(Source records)
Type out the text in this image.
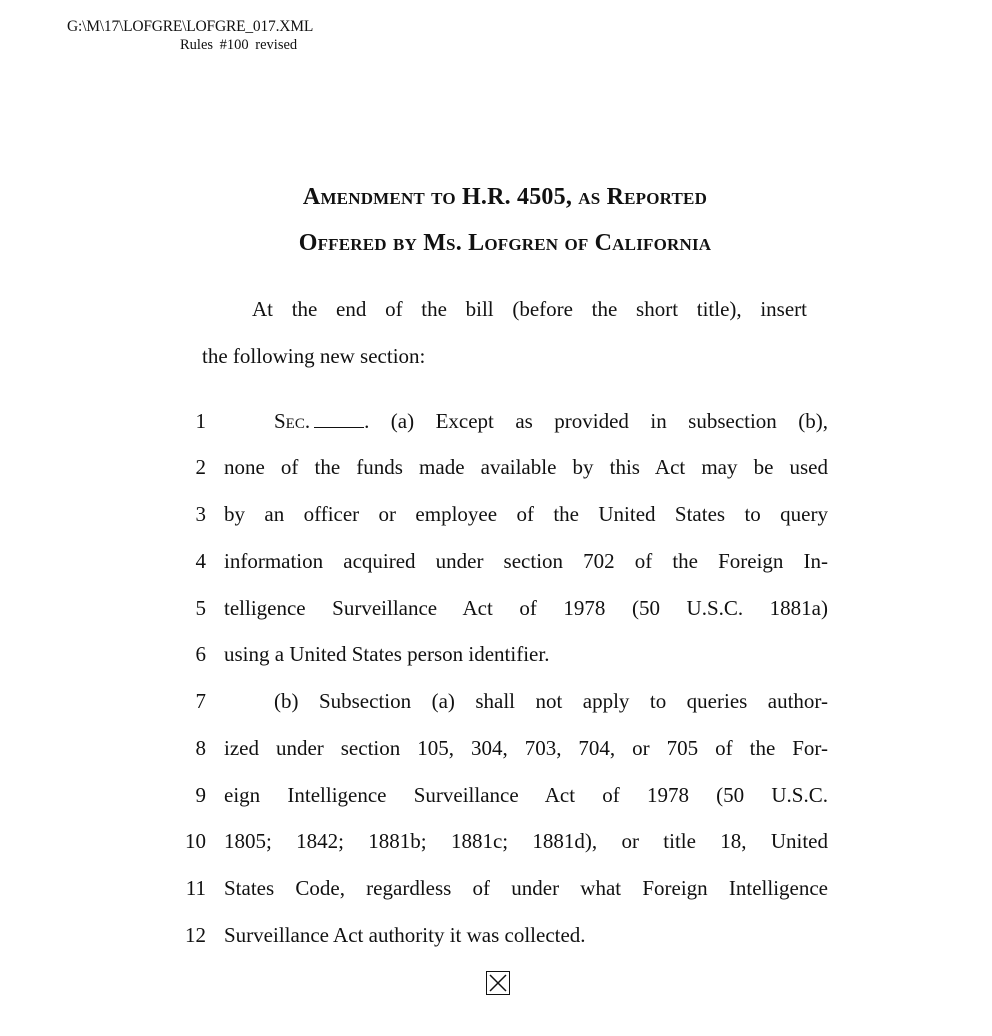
G:\M\17\LOFGRE\LOFGRE_017.XML
Rules #100 revised
Amendment to H.R. 4505, as Reported
Offered by Ms. Lofgren of California
At the end of the bill (before the short title), insert
the following new section:
1	Sec.	. (a) Except as provided in subsection (b),
2 none of the funds made available by this Act may be used
3 by an officer or employee of the United States to query
4 information acquired under section 702 of the Foreign In-
5 telligence Surveillance Act of 1978 (50 U.S.C. 1881a)
6 using a United States person identifier.
7	(b) Subsection (a) shall not apply to queries author-
8 ized under section 105, 304, 703, 704, or 705 of the For-
9 eign Intelligence Surveillance Act of 1978 (50 U.S.C.
10 1805; 1842; 1881b; 1881c; 1881d), or title 18, United
11 States Code, regardless of under what Foreign Intelligence
12 Surveillance Act authority it was collected.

GIVEN INSTRUCTION: Go through the material and copy out every line with "Intelligence" in it.

TASK SOLUTION:
9 eign Intelligence Surveillance Act of 1978 (50 U.S.C.
11 States Code, regardless of under what Foreign Intelligence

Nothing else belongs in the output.